--- Start Excerpted passage ---
I’ll start by admitting up front that I am a fan of a number of operas. Verdi and Puccini particularly, with a side of Mozart here and there. Not, unless taken in small doses, Wagner. At opera length, Richard Wagner gets rather blow-hard and tedious.
Still, current days have a definite “twilight of the gods” feel, which is not in any way a good thing.
For a start, if you think living in a novel plot would suck, living in an opera plot is way, way worse. There are typically two options – comedy, where everyone gets made fun of but true love usually wins out and the leads (always a tenor and a soprano – if you have any other kind of voice you’re doomed to either villainy or supporting character-ville) get to live happily ever after; and the much, much more common drama where at best one of the leads ends up dead, and more often than not all of them do. Although sometimes everyone but the villain dies and the villain gets left with the physical or symbolic ashes of his victoy (and it nearly always is a he).
The plot of Gotterdammerung, such as it is, very much falls into the “everyone dies” range. Well, everyone except the neutral/chaotic beings that represent forces of nature, anyway (If you’re interested and know your Ring Cycle, Anna Russel’s take on the thing is worth listening to. It’s got some cringey bits, but mostly it’s a 20 minute giggle fest, which beats 20 hours of Mr Wagner torturing his singers. And yes, I’ve sung a small amount of Wagner and he does torture singers. So does Beethoven, which is why I’m thankful Ludwig Van B has almost no memorable vocal works to his name and lots and lots of other works. But that’s a whole different beastie).
So yeah, feeling like the hubris and deliberate blindness of certain folk out there is well on its way to bringing whatever the mortal equivalent of Ragnarok is down on the heads of all the ordinary folk who don’t need, don’t want, and certainly don’t deserve this shit is not a good thing.
--- End Excerpted passage ---
--- Start Dataset extract ---
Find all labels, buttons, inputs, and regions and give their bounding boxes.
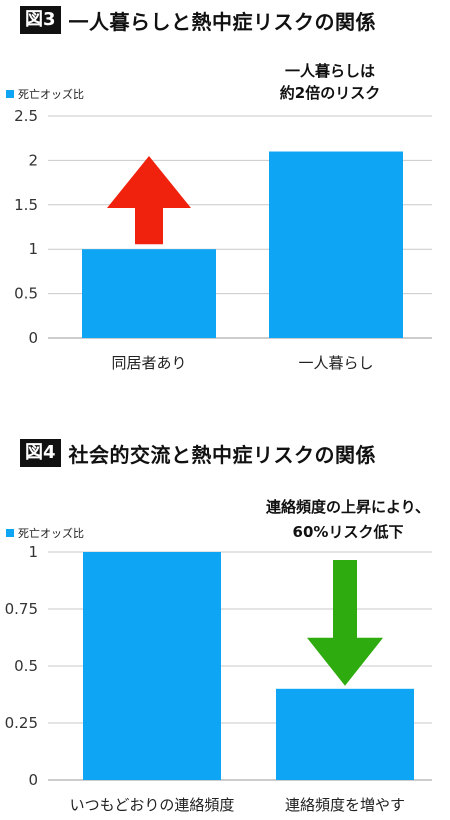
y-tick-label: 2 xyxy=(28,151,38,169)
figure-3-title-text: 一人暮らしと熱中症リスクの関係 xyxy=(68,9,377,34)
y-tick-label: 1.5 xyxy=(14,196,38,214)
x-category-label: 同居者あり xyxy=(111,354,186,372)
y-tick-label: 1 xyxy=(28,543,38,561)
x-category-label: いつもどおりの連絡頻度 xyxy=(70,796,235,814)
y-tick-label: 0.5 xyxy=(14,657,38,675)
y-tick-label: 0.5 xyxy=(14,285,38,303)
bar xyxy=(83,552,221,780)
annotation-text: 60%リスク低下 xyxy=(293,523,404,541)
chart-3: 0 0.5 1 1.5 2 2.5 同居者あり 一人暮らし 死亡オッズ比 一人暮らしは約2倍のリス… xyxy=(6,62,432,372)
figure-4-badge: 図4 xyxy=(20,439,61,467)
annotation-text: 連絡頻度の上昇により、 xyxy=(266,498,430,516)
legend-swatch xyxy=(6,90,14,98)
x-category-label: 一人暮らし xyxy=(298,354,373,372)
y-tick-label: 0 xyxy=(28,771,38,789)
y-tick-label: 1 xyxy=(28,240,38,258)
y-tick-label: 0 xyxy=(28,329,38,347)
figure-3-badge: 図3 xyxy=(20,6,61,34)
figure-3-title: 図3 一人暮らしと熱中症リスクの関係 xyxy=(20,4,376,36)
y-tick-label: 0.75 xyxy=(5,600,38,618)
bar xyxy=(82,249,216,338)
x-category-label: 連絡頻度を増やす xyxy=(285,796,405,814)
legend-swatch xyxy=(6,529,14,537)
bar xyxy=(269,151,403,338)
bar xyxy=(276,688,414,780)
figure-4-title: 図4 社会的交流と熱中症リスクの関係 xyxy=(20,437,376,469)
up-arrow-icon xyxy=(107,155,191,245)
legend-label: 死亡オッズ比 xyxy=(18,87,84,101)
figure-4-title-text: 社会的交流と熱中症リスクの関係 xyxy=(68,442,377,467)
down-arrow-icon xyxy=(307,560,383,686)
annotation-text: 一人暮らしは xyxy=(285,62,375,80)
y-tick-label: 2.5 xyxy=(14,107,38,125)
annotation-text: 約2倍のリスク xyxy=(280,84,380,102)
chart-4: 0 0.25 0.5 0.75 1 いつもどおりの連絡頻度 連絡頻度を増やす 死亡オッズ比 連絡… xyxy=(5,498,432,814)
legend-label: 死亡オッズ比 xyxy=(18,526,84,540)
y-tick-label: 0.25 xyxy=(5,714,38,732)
--- End Dataset extract ---
**Set of tasks**.
[A] In the blog post about opera, how long is Anna Russel's take on the Ring Cycle?
[B] Reproduce the part of the blog post that opens with the words "The plot of" and closes with "whole different beastie).".
The items play no part in this exercise.

**Task-by-task outputs**.
[A] About 20 minutes.

[B]
The plot of Gotterdammerung, such as it is, very much falls into the “everyone dies” range. Well, everyone except the neutral/chaotic beings that represent forces of nature, anyway (If you’re interested and know your Ring Cycle, Anna Russel’s take on the thing is worth listening to. It’s got some cringey bits, but mostly it’s a 20 minute giggle fest, which beats 20 hours of Mr Wagner torturing his singers. And yes, I’ve sung a small amount of Wagner and he does torture singers. So does Beethoven, which is why I’m thankful Ludwig Van B has almost no memorable vocal works to his name and lots and lots of other works. But that’s a whole different beastie).